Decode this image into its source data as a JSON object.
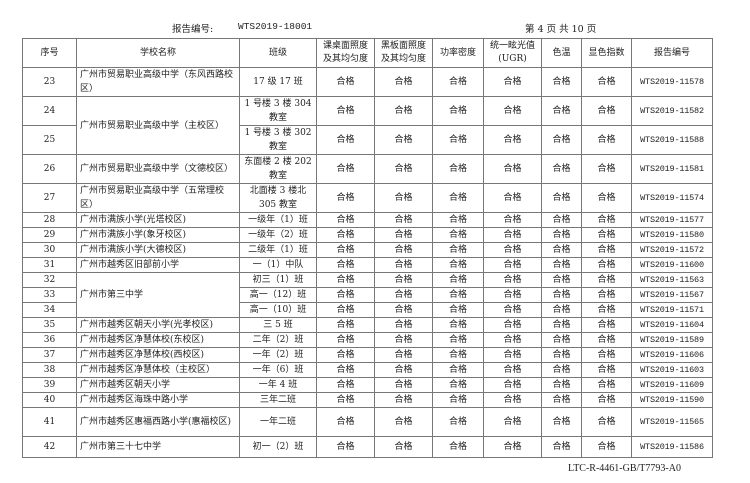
{
  "header": {
    "report_label": "报告编号:",
    "report_no": "WTS2019-18001",
    "page_info": "第 4 页  共 10 页"
  },
  "columns": [
    "序号",
    "学校名称",
    "班级",
    "课桌面照度及其均匀度",
    "黑板面照度及其均匀度",
    "功率密度",
    "统一眩光值(UGR)",
    "色温",
    "显色指数",
    "报告编号"
  ],
  "rows": [
    {
      "no": "23",
      "school": "广州市贸易职业高级中学（东风西路校区）",
      "class": "17 级 17 班",
      "results": [
        "合格",
        "合格",
        "合格",
        "合格",
        "合格",
        "合格"
      ],
      "report": "WTS2019-11578",
      "tall": true
    },
    {
      "no": "24",
      "school": "广州市贸易职业高级中学（主校区）",
      "school_rowspan": 2,
      "class": "1 号楼 3 楼 304 教室",
      "results": [
        "合格",
        "合格",
        "合格",
        "合格",
        "合格",
        "合格"
      ],
      "report": "WTS2019-11582",
      "tall": true
    },
    {
      "no": "25",
      "class": "1 号楼 3 楼 302 教室",
      "results": [
        "合格",
        "合格",
        "合格",
        "合格",
        "合格",
        "合格"
      ],
      "report": "WTS2019-11588",
      "tall": true
    },
    {
      "no": "26",
      "school": "广州市贸易职业高级中学（文德校区）",
      "class": "东面楼 2 楼 202 教室",
      "results": [
        "合格",
        "合格",
        "合格",
        "合格",
        "合格",
        "合格"
      ],
      "report": "WTS2019-11581",
      "tall": true
    },
    {
      "no": "27",
      "school": "广州市贸易职业高级中学（五常理校区）",
      "class": "北面楼 3 楼北 305 教室",
      "results": [
        "合格",
        "合格",
        "合格",
        "合格",
        "合格",
        "合格"
      ],
      "report": "WTS2019-11574",
      "tall": true
    },
    {
      "no": "28",
      "school": "广州市满族小学(光塔校区)",
      "class": "一级年（1）班",
      "results": [
        "合格",
        "合格",
        "合格",
        "合格",
        "合格",
        "合格"
      ],
      "report": "WTS2019-11577"
    },
    {
      "no": "29",
      "school": "广州市满族小学(象牙校区)",
      "class": "一级年（2）班",
      "results": [
        "合格",
        "合格",
        "合格",
        "合格",
        "合格",
        "合格"
      ],
      "report": "WTS2019-11580"
    },
    {
      "no": "30",
      "school": "广州市满族小学(大德校区)",
      "class": "二级年（1）班",
      "results": [
        "合格",
        "合格",
        "合格",
        "合格",
        "合格",
        "合格"
      ],
      "report": "WTS2019-11572"
    },
    {
      "no": "31",
      "school": "广州市越秀区旧部前小学",
      "class": "一（1）中队",
      "results": [
        "合格",
        "合格",
        "合格",
        "合格",
        "合格",
        "合格"
      ],
      "report": "WTS2019-11600"
    },
    {
      "no": "32",
      "school": "广州市第三中学",
      "school_rowspan": 3,
      "class": "初三（1）班",
      "results": [
        "合格",
        "合格",
        "合格",
        "合格",
        "合格",
        "合格"
      ],
      "report": "WTS2019-11563"
    },
    {
      "no": "33",
      "class": "高一（12）班",
      "results": [
        "合格",
        "合格",
        "合格",
        "合格",
        "合格",
        "合格"
      ],
      "report": "WTS2019-11567"
    },
    {
      "no": "34",
      "class": "高一（10）班",
      "results": [
        "合格",
        "合格",
        "合格",
        "合格",
        "合格",
        "合格"
      ],
      "report": "WTS2019-11571"
    },
    {
      "no": "35",
      "school": "广州市越秀区朝天小学(光孝校区)",
      "class": "三 5 班",
      "results": [
        "合格",
        "合格",
        "合格",
        "合格",
        "合格",
        "合格"
      ],
      "report": "WTS2019-11604"
    },
    {
      "no": "36",
      "school": "广州市越秀区净慧体校(东校区)",
      "class": "二年（2）班",
      "results": [
        "合格",
        "合格",
        "合格",
        "合格",
        "合格",
        "合格"
      ],
      "report": "WTS2019-11589"
    },
    {
      "no": "37",
      "school": "广州市越秀区净慧体校(西校区)",
      "class": "一年（2）班",
      "results": [
        "合格",
        "合格",
        "合格",
        "合格",
        "合格",
        "合格"
      ],
      "report": "WTS2019-11606"
    },
    {
      "no": "38",
      "school": "广州市越秀区净慧体校（主校区）",
      "class": "一年（6）班",
      "results": [
        "合格",
        "合格",
        "合格",
        "合格",
        "合格",
        "合格"
      ],
      "report": "WTS2019-11603"
    },
    {
      "no": "39",
      "school": "广州市越秀区朝天小学",
      "class": "一年 4 班",
      "results": [
        "合格",
        "合格",
        "合格",
        "合格",
        "合格",
        "合格"
      ],
      "report": "WTS2019-11609"
    },
    {
      "no": "40",
      "school": "广州市越秀区海珠中路小学",
      "class": "三年二班",
      "results": [
        "合格",
        "合格",
        "合格",
        "合格",
        "合格",
        "合格"
      ],
      "report": "WTS2019-11590"
    },
    {
      "no": "41",
      "school": "广州市越秀区惠福西路小学(惠福校区)",
      "class": "一年二班",
      "results": [
        "合格",
        "合格",
        "合格",
        "合格",
        "合格",
        "合格"
      ],
      "report": "WTS2019-11565",
      "tall": true
    },
    {
      "no": "42",
      "school": "广州市第三十七中学",
      "class": "初一（2）班",
      "results": [
        "合格",
        "合格",
        "合格",
        "合格",
        "合格",
        "合格"
      ],
      "report": "WTS2019-11586",
      "mid": true
    }
  ],
  "footer": "LTC-R-4461-GB/T7793-A0"
}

■ WORK TO BE COMPLETED
Print all of the entries word for word. Omit the pictures they contain.

■ ANSWER TO THE PROBLEM
Decode this image into its source data as a JSON object.
{
  "header": {
    "report_label": "报告编号:",
    "report_no": "WTS2019-18001",
    "page_info": "第 4 页  共 10 页"
  },
  "columns": [
    "序号",
    "学校名称",
    "班级",
    "课桌面照度及其均匀度",
    "黑板面照度及其均匀度",
    "功率密度",
    "统一眩光值(UGR)",
    "色温",
    "显色指数",
    "报告编号"
  ],
  "rows": [
    {
      "no": "23",
      "school": "广州市贸易职业高级中学（东风西路校区）",
      "class": "17 级 17 班",
      "results": [
        "合格",
        "合格",
        "合格",
        "合格",
        "合格",
        "合格"
      ],
      "report": "WTS2019-11578",
      "tall": true
    },
    {
      "no": "24",
      "school": "广州市贸易职业高级中学（主校区）",
      "school_rowspan": 2,
      "class": "1 号楼 3 楼 304 教室",
      "results": [
        "合格",
        "合格",
        "合格",
        "合格",
        "合格",
        "合格"
      ],
      "report": "WTS2019-11582",
      "tall": true
    },
    {
      "no": "25",
      "class": "1 号楼 3 楼 302 教室",
      "results": [
        "合格",
        "合格",
        "合格",
        "合格",
        "合格",
        "合格"
      ],
      "report": "WTS2019-11588",
      "tall": true
    },
    {
      "no": "26",
      "school": "广州市贸易职业高级中学（文德校区）",
      "class": "东面楼 2 楼 202 教室",
      "results": [
        "合格",
        "合格",
        "合格",
        "合格",
        "合格",
        "合格"
      ],
      "report": "WTS2019-11581",
      "tall": true
    },
    {
      "no": "27",
      "school": "广州市贸易职业高级中学（五常理校区）",
      "class": "北面楼 3 楼北 305 教室",
      "results": [
        "合格",
        "合格",
        "合格",
        "合格",
        "合格",
        "合格"
      ],
      "report": "WTS2019-11574",
      "tall": true
    },
    {
      "no": "28",
      "school": "广州市满族小学(光塔校区)",
      "class": "一级年（1）班",
      "results": [
        "合格",
        "合格",
        "合格",
        "合格",
        "合格",
        "合格"
      ],
      "report": "WTS2019-11577"
    },
    {
      "no": "29",
      "school": "广州市满族小学(象牙校区)",
      "class": "一级年（2）班",
      "results": [
        "合格",
        "合格",
        "合格",
        "合格",
        "合格",
        "合格"
      ],
      "report": "WTS2019-11580"
    },
    {
      "no": "30",
      "school": "广州市满族小学(大德校区)",
      "class": "二级年（1）班",
      "results": [
        "合格",
        "合格",
        "合格",
        "合格",
        "合格",
        "合格"
      ],
      "report": "WTS2019-11572"
    },
    {
      "no": "31",
      "school": "广州市越秀区旧部前小学",
      "class": "一（1）中队",
      "results": [
        "合格",
        "合格",
        "合格",
        "合格",
        "合格",
        "合格"
      ],
      "report": "WTS2019-11600"
    },
    {
      "no": "32",
      "school": "广州市第三中学",
      "school_rowspan": 3,
      "class": "初三（1）班",
      "results": [
        "合格",
        "合格",
        "合格",
        "合格",
        "合格",
        "合格"
      ],
      "report": "WTS2019-11563"
    },
    {
      "no": "33",
      "class": "高一（12）班",
      "results": [
        "合格",
        "合格",
        "合格",
        "合格",
        "合格",
        "合格"
      ],
      "report": "WTS2019-11567"
    },
    {
      "no": "34",
      "class": "高一（10）班",
      "results": [
        "合格",
        "合格",
        "合格",
        "合格",
        "合格",
        "合格"
      ],
      "report": "WTS2019-11571"
    },
    {
      "no": "35",
      "school": "广州市越秀区朝天小学(光孝校区)",
      "class": "三 5 班",
      "results": [
        "合格",
        "合格",
        "合格",
        "合格",
        "合格",
        "合格"
      ],
      "report": "WTS2019-11604"
    },
    {
      "no": "36",
      "school": "广州市越秀区净慧体校(东校区)",
      "class": "二年（2）班",
      "results": [
        "合格",
        "合格",
        "合格",
        "合格",
        "合格",
        "合格"
      ],
      "report": "WTS2019-11589"
    },
    {
      "no": "37",
      "school": "广州市越秀区净慧体校(西校区)",
      "class": "一年（2）班",
      "results": [
        "合格",
        "合格",
        "合格",
        "合格",
        "合格",
        "合格"
      ],
      "report": "WTS2019-11606"
    },
    {
      "no": "38",
      "school": "广州市越秀区净慧体校（主校区）",
      "class": "一年（6）班",
      "results": [
        "合格",
        "合格",
        "合格",
        "合格",
        "合格",
        "合格"
      ],
      "report": "WTS2019-11603"
    },
    {
      "no": "39",
      "school": "广州市越秀区朝天小学",
      "class": "一年 4 班",
      "results": [
        "合格",
        "合格",
        "合格",
        "合格",
        "合格",
        "合格"
      ],
      "report": "WTS2019-11609"
    },
    {
      "no": "40",
      "school": "广州市越秀区海珠中路小学",
      "class": "三年二班",
      "results": [
        "合格",
        "合格",
        "合格",
        "合格",
        "合格",
        "合格"
      ],
      "report": "WTS2019-11590"
    },
    {
      "no": "41",
      "school": "广州市越秀区惠福西路小学(惠福校区)",
      "class": "一年二班",
      "results": [
        "合格",
        "合格",
        "合格",
        "合格",
        "合格",
        "合格"
      ],
      "report": "WTS2019-11565",
      "tall": true
    },
    {
      "no": "42",
      "school": "广州市第三十七中学",
      "class": "初一（2）班",
      "results": [
        "合格",
        "合格",
        "合格",
        "合格",
        "合格",
        "合格"
      ],
      "report": "WTS2019-11586",
      "mid": true
    }
  ],
  "footer": "LTC-R-4461-GB/T7793-A0"
}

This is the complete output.